** BEGIN MATERIALS PROVIDED **

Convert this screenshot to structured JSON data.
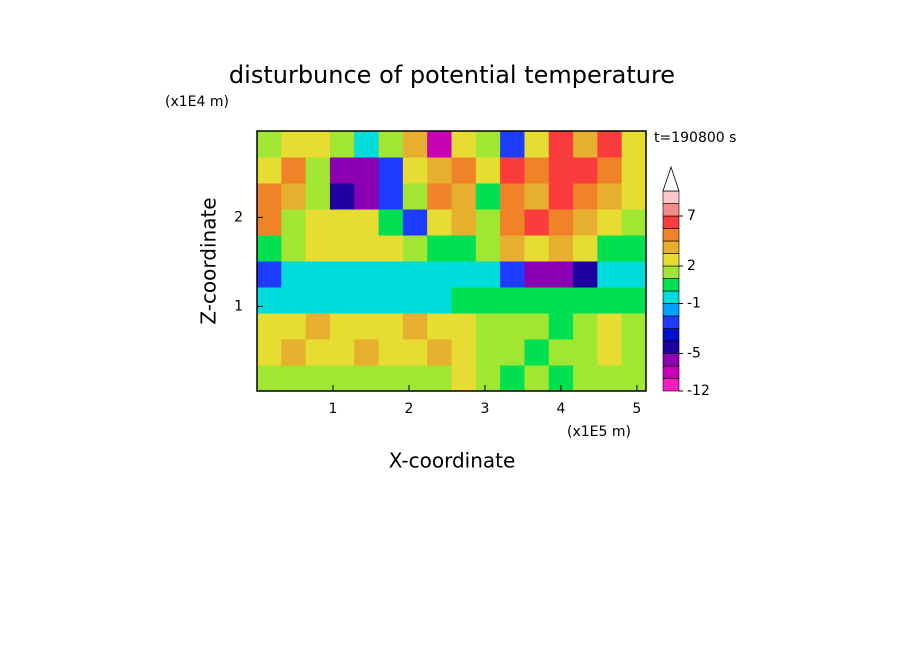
{
  "chart_data": {
    "type": "contour",
    "title": "disturbunce of potential temperature",
    "x_label": "X-coordinate",
    "y_label": "Z-coordinate",
    "x_unit": "(x1E5 m)",
    "y_unit": "(x1E4 m)",
    "annotation": "t=190800 s",
    "xlim": [
      0,
      5.12
    ],
    "ylim": [
      0.05,
      2.97
    ],
    "xticks": [
      1,
      2,
      3,
      4,
      5
    ],
    "yticks": [
      1,
      2
    ],
    "z": [
      [
        1,
        1,
        1.5,
        1.5,
        1.5,
        1,
        1.5,
        1.5,
        2,
        1,
        0.5,
        1,
        0.5,
        1,
        1.5,
        1
      ],
      [
        2.5,
        3,
        2.5,
        2.5,
        3,
        2.5,
        2.5,
        3,
        2.5,
        1.5,
        1,
        0.5,
        1,
        1.5,
        2,
        1.5
      ],
      [
        2.5,
        2.5,
        3,
        2.5,
        2.5,
        2.5,
        3,
        2.5,
        2,
        1.5,
        1,
        1.5,
        0.5,
        1,
        2,
        1.5
      ],
      [
        -0.5,
        -0.5,
        -0.5,
        -0.5,
        -0.5,
        -0.5,
        -0.5,
        -0.5,
        0,
        0.5,
        0,
        0.5,
        0,
        0.5,
        0,
        0
      ],
      [
        -2.5,
        -0.5,
        -0.5,
        -0.5,
        -0.5,
        -0.5,
        -0.5,
        -0.5,
        -0.5,
        -0.5,
        -2.5,
        -5.5,
        -5.5,
        -4.5,
        -0.5,
        -0.5
      ],
      [
        0.5,
        1.5,
        2.5,
        2.5,
        2.5,
        2.5,
        1.5,
        0.5,
        0.5,
        1.5,
        3.5,
        2.5,
        3.5,
        2.5,
        0.5,
        0.5
      ],
      [
        4.5,
        1.5,
        2.5,
        2.5,
        2.5,
        0.5,
        -2.5,
        2.5,
        3.5,
        1.5,
        4.5,
        5.5,
        4.5,
        3.5,
        2.5,
        1.5
      ],
      [
        4.5,
        3.5,
        1.5,
        -4.5,
        -5.5,
        -2.5,
        1.5,
        4.5,
        3.5,
        0.5,
        4.5,
        3.5,
        5.5,
        4.5,
        3.5,
        2.5
      ],
      [
        2.5,
        4.5,
        1.5,
        -5.5,
        -5.5,
        -2.5,
        2.5,
        3.5,
        4.5,
        2.5,
        5.5,
        4.5,
        5.5,
        5.5,
        4.5,
        2.5
      ],
      [
        1.5,
        2.5,
        2.5,
        1.5,
        -0.5,
        1.5,
        3.5,
        -7.5,
        2.5,
        1.5,
        -2.5,
        2.5,
        5.5,
        3.5,
        5.5,
        2.5
      ]
    ],
    "levels": [
      -12,
      -9,
      -7,
      -5,
      -4,
      -3,
      -2,
      -1,
      0,
      1,
      2,
      3,
      4,
      5,
      7,
      9,
      11
    ],
    "colors": [
      "#f01ec0",
      "#c800b4",
      "#8c00b4",
      "#1e00a0",
      "#0010d0",
      "#1e3cff",
      "#00a0ff",
      "#00dcdc",
      "#00e050",
      "#a0e632",
      "#e6dc32",
      "#e6af2d",
      "#f08228",
      "#fa3c3c",
      "#f08c8c",
      "#ffc8c8"
    ],
    "overflow_color": "#ffffff",
    "colorbar_ticks": [
      -12,
      -5,
      -1,
      2,
      7
    ]
  }
}
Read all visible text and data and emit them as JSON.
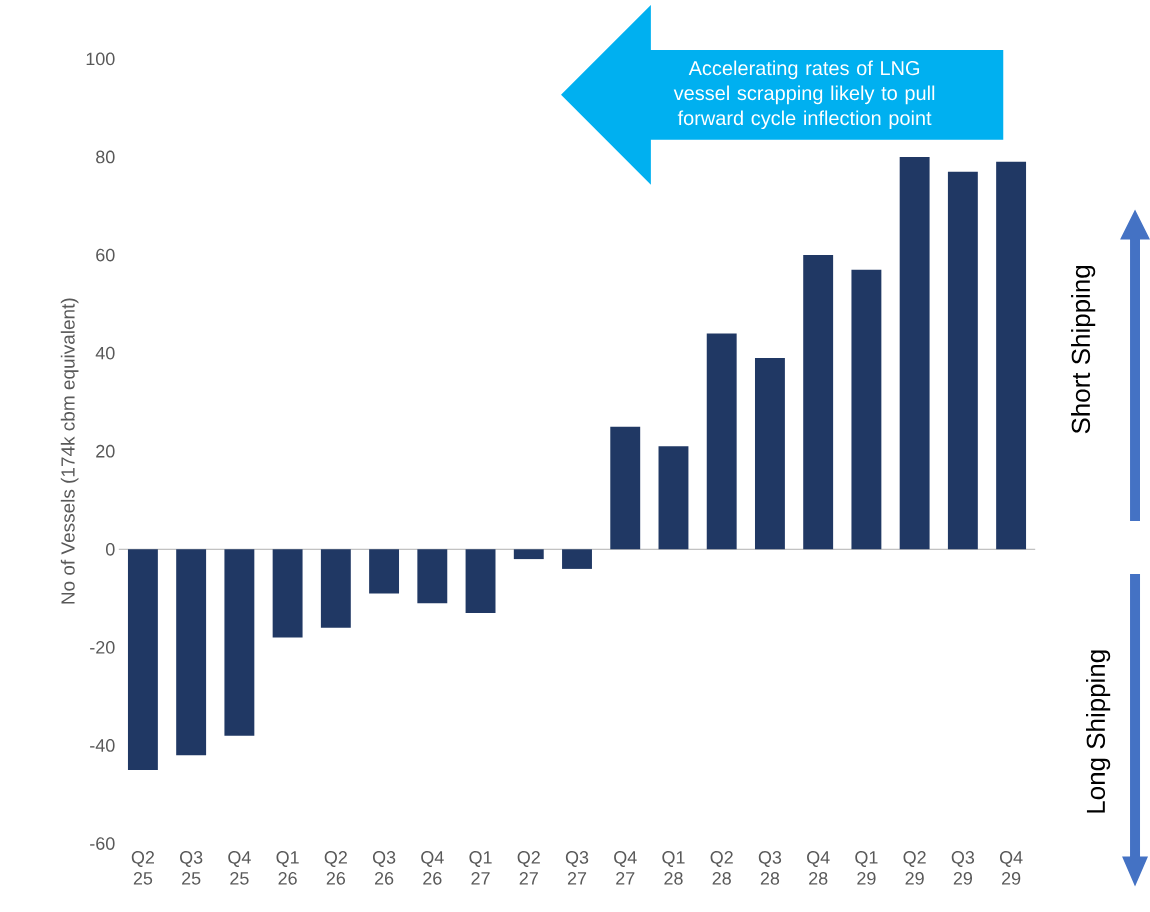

** END MATERIALS PROVIDED **

■ EXERCISE AIM
Gather up the lines containing the word "JSON" from these records and copy them.

■ RESULT
Convert this screenshot to structured JSON data.
Read all visible text and data and emit them as JSON.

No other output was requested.